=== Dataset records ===

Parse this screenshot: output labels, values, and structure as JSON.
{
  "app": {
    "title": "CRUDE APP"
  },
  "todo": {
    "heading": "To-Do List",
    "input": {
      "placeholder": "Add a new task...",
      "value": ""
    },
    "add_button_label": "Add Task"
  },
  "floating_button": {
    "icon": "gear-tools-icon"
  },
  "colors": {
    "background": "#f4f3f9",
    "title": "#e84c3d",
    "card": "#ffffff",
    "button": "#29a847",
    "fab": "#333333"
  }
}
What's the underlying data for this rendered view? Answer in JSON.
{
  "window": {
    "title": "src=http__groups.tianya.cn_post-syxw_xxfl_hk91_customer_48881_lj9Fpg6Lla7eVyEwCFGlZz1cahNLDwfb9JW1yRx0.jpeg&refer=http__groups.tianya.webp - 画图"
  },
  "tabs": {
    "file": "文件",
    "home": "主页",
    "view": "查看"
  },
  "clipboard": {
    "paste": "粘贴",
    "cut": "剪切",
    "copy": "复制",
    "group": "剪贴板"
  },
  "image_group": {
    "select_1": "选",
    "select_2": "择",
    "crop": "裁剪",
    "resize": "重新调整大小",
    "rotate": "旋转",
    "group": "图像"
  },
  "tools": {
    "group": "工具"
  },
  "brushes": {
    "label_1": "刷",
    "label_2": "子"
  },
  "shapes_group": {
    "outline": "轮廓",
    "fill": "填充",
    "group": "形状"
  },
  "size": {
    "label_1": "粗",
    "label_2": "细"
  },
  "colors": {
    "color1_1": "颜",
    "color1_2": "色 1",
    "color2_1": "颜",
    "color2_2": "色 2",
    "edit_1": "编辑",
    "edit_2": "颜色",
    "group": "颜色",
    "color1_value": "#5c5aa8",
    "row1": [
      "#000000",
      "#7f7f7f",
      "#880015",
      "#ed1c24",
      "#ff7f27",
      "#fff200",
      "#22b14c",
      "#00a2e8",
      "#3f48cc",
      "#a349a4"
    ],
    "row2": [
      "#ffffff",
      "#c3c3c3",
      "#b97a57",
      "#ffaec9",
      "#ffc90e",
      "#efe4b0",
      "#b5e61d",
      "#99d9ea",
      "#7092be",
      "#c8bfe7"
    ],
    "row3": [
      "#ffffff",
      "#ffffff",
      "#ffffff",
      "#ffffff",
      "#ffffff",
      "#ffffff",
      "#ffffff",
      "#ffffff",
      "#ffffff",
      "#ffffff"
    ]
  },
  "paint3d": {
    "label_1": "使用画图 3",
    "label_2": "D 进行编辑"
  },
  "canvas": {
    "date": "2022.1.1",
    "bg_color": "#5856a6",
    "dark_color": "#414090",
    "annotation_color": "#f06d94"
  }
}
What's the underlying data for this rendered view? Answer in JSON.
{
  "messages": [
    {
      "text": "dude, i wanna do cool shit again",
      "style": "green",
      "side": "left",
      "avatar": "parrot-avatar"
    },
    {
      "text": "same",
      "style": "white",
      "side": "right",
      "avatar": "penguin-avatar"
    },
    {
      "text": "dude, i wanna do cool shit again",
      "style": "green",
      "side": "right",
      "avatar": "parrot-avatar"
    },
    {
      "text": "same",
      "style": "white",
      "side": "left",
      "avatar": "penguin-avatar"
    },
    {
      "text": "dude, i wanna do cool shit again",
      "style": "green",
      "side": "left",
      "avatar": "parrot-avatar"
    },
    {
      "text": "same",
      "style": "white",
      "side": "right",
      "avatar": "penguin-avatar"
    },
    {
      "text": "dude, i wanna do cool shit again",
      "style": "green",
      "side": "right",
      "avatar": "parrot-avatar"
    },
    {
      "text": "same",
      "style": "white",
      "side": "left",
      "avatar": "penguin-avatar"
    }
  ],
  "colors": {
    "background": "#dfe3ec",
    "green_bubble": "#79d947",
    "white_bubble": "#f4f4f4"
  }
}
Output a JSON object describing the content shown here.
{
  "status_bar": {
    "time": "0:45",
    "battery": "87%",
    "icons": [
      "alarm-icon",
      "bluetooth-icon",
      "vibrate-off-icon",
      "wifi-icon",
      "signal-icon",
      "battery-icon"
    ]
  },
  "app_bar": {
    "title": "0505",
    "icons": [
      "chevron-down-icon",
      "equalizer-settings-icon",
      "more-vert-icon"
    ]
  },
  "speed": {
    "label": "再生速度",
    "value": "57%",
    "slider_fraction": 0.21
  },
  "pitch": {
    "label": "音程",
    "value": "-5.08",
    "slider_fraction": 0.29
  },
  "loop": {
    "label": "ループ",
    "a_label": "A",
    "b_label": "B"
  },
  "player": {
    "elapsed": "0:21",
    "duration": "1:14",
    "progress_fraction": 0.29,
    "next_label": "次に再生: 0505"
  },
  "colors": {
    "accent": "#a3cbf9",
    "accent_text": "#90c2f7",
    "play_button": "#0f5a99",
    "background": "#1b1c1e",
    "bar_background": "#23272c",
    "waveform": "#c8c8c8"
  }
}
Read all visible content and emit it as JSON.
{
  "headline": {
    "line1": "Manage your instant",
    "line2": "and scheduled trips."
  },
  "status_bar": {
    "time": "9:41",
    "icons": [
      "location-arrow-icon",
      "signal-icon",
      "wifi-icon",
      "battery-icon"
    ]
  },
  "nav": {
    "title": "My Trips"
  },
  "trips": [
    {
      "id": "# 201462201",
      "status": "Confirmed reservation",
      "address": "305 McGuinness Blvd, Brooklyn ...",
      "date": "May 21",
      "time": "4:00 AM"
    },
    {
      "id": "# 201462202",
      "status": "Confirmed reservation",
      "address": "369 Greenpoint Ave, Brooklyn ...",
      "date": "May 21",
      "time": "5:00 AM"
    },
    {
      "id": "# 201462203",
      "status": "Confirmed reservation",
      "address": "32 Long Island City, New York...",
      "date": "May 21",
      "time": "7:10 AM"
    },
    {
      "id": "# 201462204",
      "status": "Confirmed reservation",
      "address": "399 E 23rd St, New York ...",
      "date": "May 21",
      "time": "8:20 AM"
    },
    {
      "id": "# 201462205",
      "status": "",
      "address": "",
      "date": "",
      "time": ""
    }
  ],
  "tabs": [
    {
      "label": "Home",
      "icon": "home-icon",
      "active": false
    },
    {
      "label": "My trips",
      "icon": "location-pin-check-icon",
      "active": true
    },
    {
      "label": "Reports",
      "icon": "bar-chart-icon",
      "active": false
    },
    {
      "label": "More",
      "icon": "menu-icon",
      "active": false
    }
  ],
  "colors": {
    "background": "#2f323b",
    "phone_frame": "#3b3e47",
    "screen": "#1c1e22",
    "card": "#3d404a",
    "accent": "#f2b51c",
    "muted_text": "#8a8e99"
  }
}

=== SET EXERCISE ===
Reproduce the full listing exactly.

=== CORRECT RESULT ===
Parse this screenshot: output labels, values, and structure as JSON.
{
  "app": {
    "title": "CRUDE APP"
  },
  "todo": {
    "heading": "To-Do List",
    "input": {
      "placeholder": "Add a new task...",
      "value": ""
    },
    "add_button_label": "Add Task"
  },
  "floating_button": {
    "icon": "gear-tools-icon"
  },
  "colors": {
    "background": "#f4f3f9",
    "title": "#e84c3d",
    "card": "#ffffff",
    "button": "#29a847",
    "fab": "#333333"
  }
}
What's the underlying data for this rendered view? Answer in JSON.
{
  "window": {
    "title": "src=http__groups.tianya.cn_post-syxw_xxfl_hk91_customer_48881_lj9Fpg6Lla7eVyEwCFGlZz1cahNLDwfb9JW1yRx0.jpeg&refer=http__groups.tianya.webp - 画图"
  },
  "tabs": {
    "file": "文件",
    "home": "主页",
    "view": "查看"
  },
  "clipboard": {
    "paste": "粘贴",
    "cut": "剪切",
    "copy": "复制",
    "group": "剪贴板"
  },
  "image_group": {
    "select_1": "选",
    "select_2": "择",
    "crop": "裁剪",
    "resize": "重新调整大小",
    "rotate": "旋转",
    "group": "图像"
  },
  "tools": {
    "group": "工具"
  },
  "brushes": {
    "label_1": "刷",
    "label_2": "子"
  },
  "shapes_group": {
    "outline": "轮廓",
    "fill": "填充",
    "group": "形状"
  },
  "size": {
    "label_1": "粗",
    "label_2": "细"
  },
  "colors": {
    "color1_1": "颜",
    "color1_2": "色 1",
    "color2_1": "颜",
    "color2_2": "色 2",
    "edit_1": "编辑",
    "edit_2": "颜色",
    "group": "颜色",
    "color1_value": "#5c5aa8",
    "row1": [
      "#000000",
      "#7f7f7f",
      "#880015",
      "#ed1c24",
      "#ff7f27",
      "#fff200",
      "#22b14c",
      "#00a2e8",
      "#3f48cc",
      "#a349a4"
    ],
    "row2": [
      "#ffffff",
      "#c3c3c3",
      "#b97a57",
      "#ffaec9",
      "#ffc90e",
      "#efe4b0",
      "#b5e61d",
      "#99d9ea",
      "#7092be",
      "#c8bfe7"
    ],
    "row3": [
      "#ffffff",
      "#ffffff",
      "#ffffff",
      "#ffffff",
      "#ffffff",
      "#ffffff",
      "#ffffff",
      "#ffffff",
      "#ffffff",
      "#ffffff"
    ]
  },
  "paint3d": {
    "label_1": "使用画图 3",
    "label_2": "D 进行编辑"
  },
  "canvas": {
    "date": "2022.1.1",
    "bg_color": "#5856a6",
    "dark_color": "#414090",
    "annotation_color": "#f06d94"
  }
}
What's the underlying data for this rendered view? Answer in JSON.
{
  "messages": [
    {
      "text": "dude, i wanna do cool shit again",
      "style": "green",
      "side": "left",
      "avatar": "parrot-avatar"
    },
    {
      "text": "same",
      "style": "white",
      "side": "right",
      "avatar": "penguin-avatar"
    },
    {
      "text": "dude, i wanna do cool shit again",
      "style": "green",
      "side": "right",
      "avatar": "parrot-avatar"
    },
    {
      "text": "same",
      "style": "white",
      "side": "left",
      "avatar": "penguin-avatar"
    },
    {
      "text": "dude, i wanna do cool shit again",
      "style": "green",
      "side": "left",
      "avatar": "parrot-avatar"
    },
    {
      "text": "same",
      "style": "white",
      "side": "right",
      "avatar": "penguin-avatar"
    },
    {
      "text": "dude, i wanna do cool shit again",
      "style": "green",
      "side": "right",
      "avatar": "parrot-avatar"
    },
    {
      "text": "same",
      "style": "white",
      "side": "left",
      "avatar": "penguin-avatar"
    }
  ],
  "colors": {
    "background": "#dfe3ec",
    "green_bubble": "#79d947",
    "white_bubble": "#f4f4f4"
  }
}
Output a JSON object describing the content shown here.
{
  "status_bar": {
    "time": "0:45",
    "battery": "87%",
    "icons": [
      "alarm-icon",
      "bluetooth-icon",
      "vibrate-off-icon",
      "wifi-icon",
      "signal-icon",
      "battery-icon"
    ]
  },
  "app_bar": {
    "title": "0505",
    "icons": [
      "chevron-down-icon",
      "equalizer-settings-icon",
      "more-vert-icon"
    ]
  },
  "speed": {
    "label": "再生速度",
    "value": "57%",
    "slider_fraction": 0.21
  },
  "pitch": {
    "label": "音程",
    "value": "-5.08",
    "slider_fraction": 0.29
  },
  "loop": {
    "label": "ループ",
    "a_label": "A",
    "b_label": "B"
  },
  "player": {
    "elapsed": "0:21",
    "duration": "1:14",
    "progress_fraction": 0.29,
    "next_label": "次に再生: 0505"
  },
  "colors": {
    "accent": "#a3cbf9",
    "accent_text": "#90c2f7",
    "play_button": "#0f5a99",
    "background": "#1b1c1e",
    "bar_background": "#23272c",
    "waveform": "#c8c8c8"
  }
}
Read all visible content and emit it as JSON.
{
  "headline": {
    "line1": "Manage your instant",
    "line2": "and scheduled trips."
  },
  "status_bar": {
    "time": "9:41",
    "icons": [
      "location-arrow-icon",
      "signal-icon",
      "wifi-icon",
      "battery-icon"
    ]
  },
  "nav": {
    "title": "My Trips"
  },
  "trips": [
    {
      "id": "# 201462201",
      "status": "Confirmed reservation",
      "address": "305 McGuinness Blvd, Brooklyn ...",
      "date": "May 21",
      "time": "4:00 AM"
    },
    {
      "id": "# 201462202",
      "status": "Confirmed reservation",
      "address": "369 Greenpoint Ave, Brooklyn ...",
      "date": "May 21",
      "time": "5:00 AM"
    },
    {
      "id": "# 201462203",
      "status": "Confirmed reservation",
      "address": "32 Long Island City, New York...",
      "date": "May 21",
      "time": "7:10 AM"
    },
    {
      "id": "# 201462204",
      "status": "Confirmed reservation",
      "address": "399 E 23rd St, New York ...",
      "date": "May 21",
      "time": "8:20 AM"
    },
    {
      "id": "# 201462205",
      "status": "",
      "address": "",
      "date": "",
      "time": ""
    }
  ],
  "tabs": [
    {
      "label": "Home",
      "icon": "home-icon",
      "active": false
    },
    {
      "label": "My trips",
      "icon": "location-pin-check-icon",
      "active": true
    },
    {
      "label": "Reports",
      "icon": "bar-chart-icon",
      "active": false
    },
    {
      "label": "More",
      "icon": "menu-icon",
      "active": false
    }
  ],
  "colors": {
    "background": "#2f323b",
    "phone_frame": "#3b3e47",
    "screen": "#1c1e22",
    "card": "#3d404a",
    "accent": "#f2b51c",
    "muted_text": "#8a8e99"
  }
}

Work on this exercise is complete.